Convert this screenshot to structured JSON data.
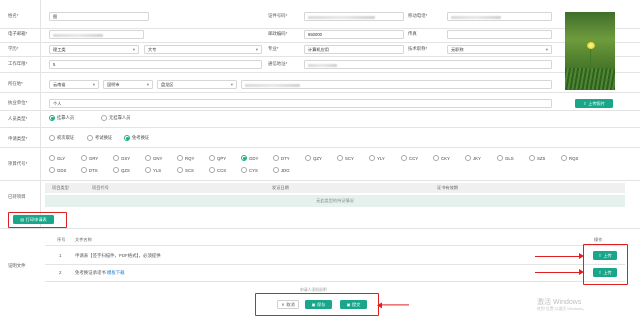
{
  "form": {
    "name_label": "姓名*",
    "name_value": "图",
    "idcard_label": "证件号码*",
    "phone_label": "移动电话*",
    "email_label": "电子邮箱*",
    "postcode_label": "邮政编码*",
    "postcode_value": "650000",
    "fax_label": "传真",
    "education_label": "学历*",
    "education_value": "理工类",
    "education_sub": "大专",
    "major_label": "专业*",
    "major_value": "计算机应用",
    "title_label": "技术职称*",
    "title_value": "无职称",
    "work_years_label": "工作年限*",
    "work_years_value": "5",
    "address_label": "通信地址*",
    "location_label": "所在地*",
    "province": "云南省",
    "city": "昆明市",
    "district": "盘龙区",
    "unit_label": "执业单位*",
    "unit_value": "个人",
    "person_type_label": "人员类型*",
    "person_types": [
      "挂靠人员",
      "无挂靠人员"
    ],
    "apply_type_label": "申请类型*",
    "apply_types": [
      "初次取证",
      "考试换证",
      "免考换证"
    ],
    "project_code_label": "项目代号*",
    "project_codes_row1": [
      "GLY",
      "GRY",
      "GSY",
      "GNY",
      "RQY",
      "QPY",
      "GDY",
      "DTY",
      "QZY",
      "SCY",
      "YLY",
      "CCY",
      "CKY",
      "JKY",
      "GLS",
      "SZS",
      "RQS"
    ],
    "project_codes_row2": [
      "GDS",
      "DTS",
      "QZS",
      "YLS",
      "SCS",
      "CCS",
      "CYS",
      "JDG"
    ],
    "cert_items_label": "已持项目",
    "cert_headers": [
      "项目类型",
      "项目代号",
      "发证日期",
      "证书有效期"
    ],
    "cert_empty": "无此类型的持证情况",
    "print_button": "打印申请表",
    "docs_label": "证明文件",
    "docs_headers": [
      "序号",
      "文件名称",
      "操作"
    ],
    "docs": [
      {
        "no": "1",
        "name": "申请表【签字扫描件，PDF格式】，必须提供",
        "link": ""
      },
      {
        "no": "2",
        "name": "免考换证承诺书",
        "link": "模板下载"
      }
    ],
    "upload_label": "上传",
    "photo_caption": "",
    "photo_upload": "上传照片",
    "notice": "申请人须知说明",
    "buttons": {
      "cancel": "取消",
      "save": "保存",
      "submit": "提交"
    }
  },
  "watermark": {
    "title": "激活 Windows",
    "sub": "转到“设置”以激活 Windows。"
  },
  "colors": {
    "accent": "#1aa68a",
    "annotation": "#e02020",
    "table_empty_bg": "#e4f1ec"
  }
}
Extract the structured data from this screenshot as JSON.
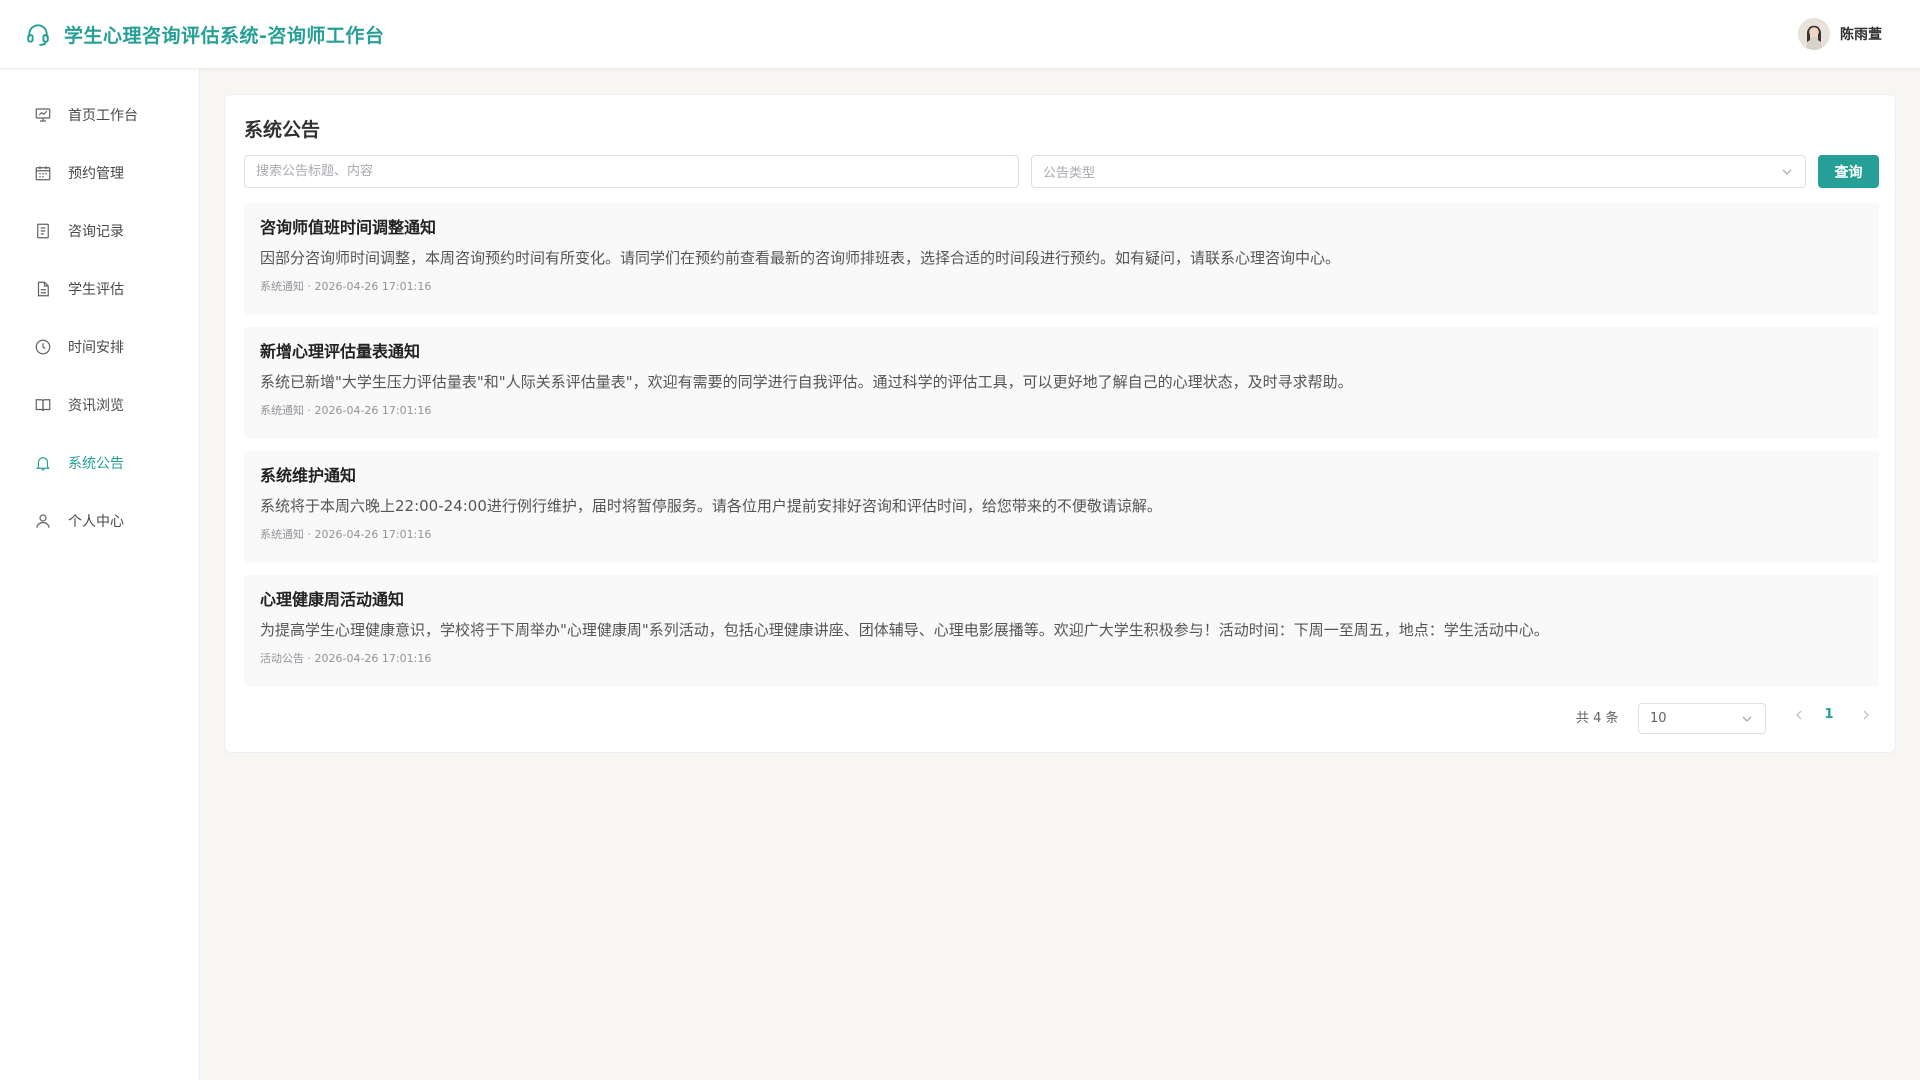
{
  "header": {
    "title": "学生心理咨询评估系统-咨询师工作台",
    "user_name": "陈雨萱"
  },
  "sidebar": {
    "items": [
      {
        "label": "首页工作台",
        "icon": "dashboard-icon"
      },
      {
        "label": "预约管理",
        "icon": "calendar-icon"
      },
      {
        "label": "咨询记录",
        "icon": "document-icon"
      },
      {
        "label": "学生评估",
        "icon": "file-text-icon"
      },
      {
        "label": "时间安排",
        "icon": "clock-icon"
      },
      {
        "label": "资讯浏览",
        "icon": "book-icon"
      },
      {
        "label": "系统公告",
        "icon": "bell-icon",
        "active": true
      },
      {
        "label": "个人中心",
        "icon": "user-icon"
      }
    ]
  },
  "main": {
    "title": "系统公告",
    "search_placeholder": "搜索公告标题、内容",
    "type_placeholder": "公告类型",
    "query_label": "查询",
    "notices": [
      {
        "title": "咨询师值班时间调整通知",
        "content": "因部分咨询师时间调整，本周咨询预约时间有所变化。请同学们在预约前查看最新的咨询师排班表，选择合适的时间段进行预约。如有疑问，请联系心理咨询中心。",
        "meta": "系统通知 · 2026-04-26 17:01:16"
      },
      {
        "title": "新增心理评估量表通知",
        "content": "系统已新增\"大学生压力评估量表\"和\"人际关系评估量表\"，欢迎有需要的同学进行自我评估。通过科学的评估工具，可以更好地了解自己的心理状态，及时寻求帮助。",
        "meta": "系统通知 · 2026-04-26 17:01:16"
      },
      {
        "title": "系统维护通知",
        "content": "系统将于本周六晚上22:00-24:00进行例行维护，届时将暂停服务。请各位用户提前安排好咨询和评估时间，给您带来的不便敬请谅解。",
        "meta": "系统通知 · 2026-04-26 17:01:16"
      },
      {
        "title": "心理健康周活动通知",
        "content": "为提高学生心理健康意识，学校将于下周举办\"心理健康周\"系列活动，包括心理健康讲座、团体辅导、心理电影展播等。欢迎广大学生积极参与！活动时间：下周一至周五，地点：学生活动中心。",
        "meta": "活动公告 · 2026-04-26 17:01:16"
      }
    ],
    "pagination": {
      "total_text": "共 4 条",
      "page_size": "10",
      "current_page": "1"
    }
  },
  "colors": {
    "accent": "#26a096",
    "background": "#f7f6f3"
  }
}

== EXERCISE PROMPT ==
Using the listing above, show every line that includes the string "data".

== CORRECT RESULT ==
Convert this screenshot to structured JSON data.
Extract the structured data from this screenshot as JSON.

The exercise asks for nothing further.